Your goal:
Report how many lines of these entries hold the string "liggaam"; reply with the number alone.

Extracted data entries
* Start *

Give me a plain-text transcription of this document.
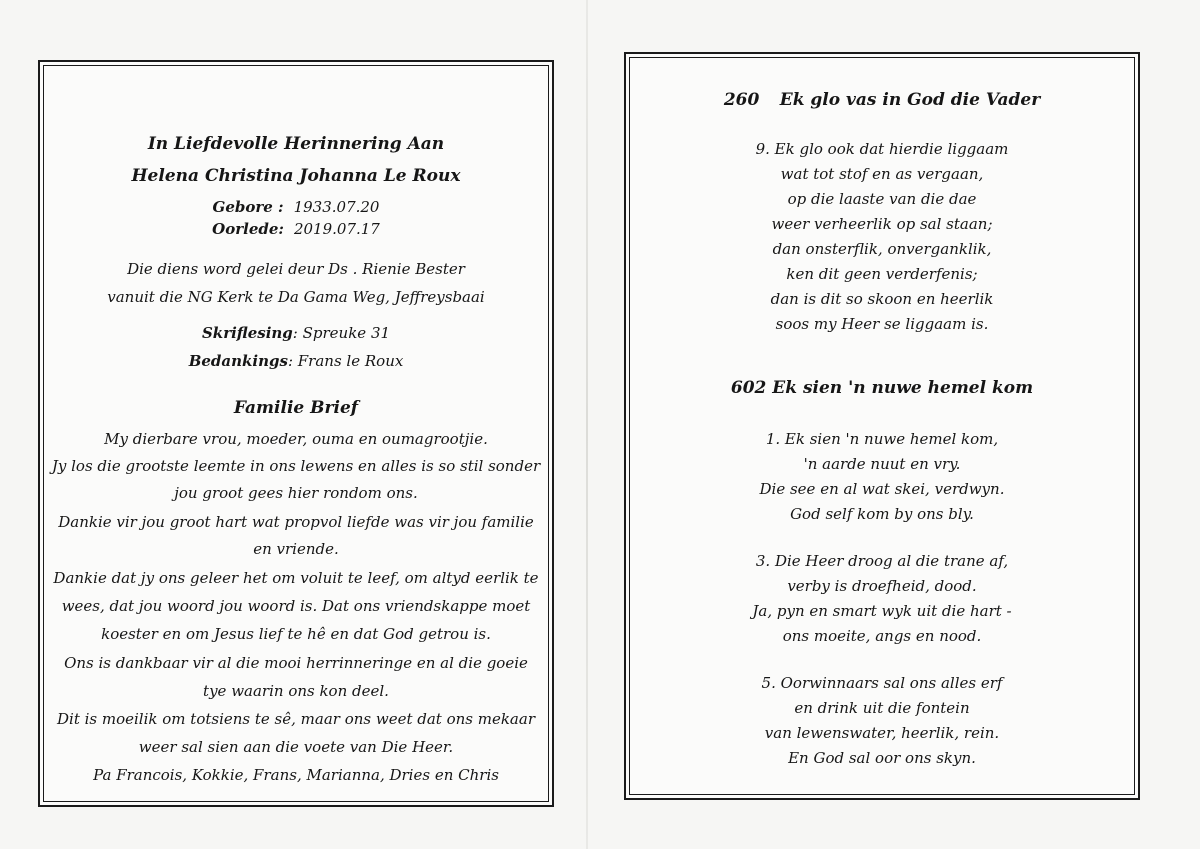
In Liefdevolle Herinnering Aan
Helena Christina Johanna Le Roux
Gebore : 1933.07.20
Oorlede: 2019.07.17
Die diens word gelei deur Ds . Rienie Bester
vanuit die NG Kerk te Da Gama Weg, Jeffreysbaai
Skriflesing: Spreuke 31
Bedankings: Frans le Roux
Familie Brief
My dierbare vrou, moeder, ouma en oumagrootjie.
Jy los die grootste leemte in ons lewens en alles is so stil sonder
jou groot gees hier rondom ons.
Dankie vir jou groot hart wat propvol liefde was vir jou familie
en vriende.
Dankie dat jy ons geleer het om voluit te leef, om altyd eerlik te
wees, dat jou woord jou woord is. Dat ons vriendskappe moet
koester en om Jesus lief te hê en dat God getrou is.
Ons is dankbaar vir al die mooi herrinneringe en al die goeie
tye waarin ons kon deel.
Dit is moeilik om totsiens te sê, maar ons weet dat ons mekaar
weer sal sien aan die voete van Die Heer.
Pa Francois, Kokkie, Frans, Marianna, Dries en Chris
260 Ek glo vas in God die Vader
9. Ek glo ook dat hierdie liggaam
wat tot stof en as vergaan,
op die laaste van die dae
weer verheerlik op sal staan;
dan onsterflik, onverganklik,
ken dit geen verderfenis;
dan is dit so skoon en heerlik
soos my Heer se liggaam is.
602 Ek sien 'n nuwe hemel kom
1. Ek sien 'n nuwe hemel kom,
'n aarde nuut en vry.
Die see en al wat skei, verdwyn.
God self kom by ons bly.
3. Die Heer droog al die trane af,
verby is droefheid, dood.
Ja, pyn en smart wyk uit die hart -
ons moeite, angs en nood.
5. Oorwinnaars sal ons alles erf
en drink uit die fontein
van lewenswater, heerlik, rein.
En God sal oor ons skyn.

* End *

Output of the task:
2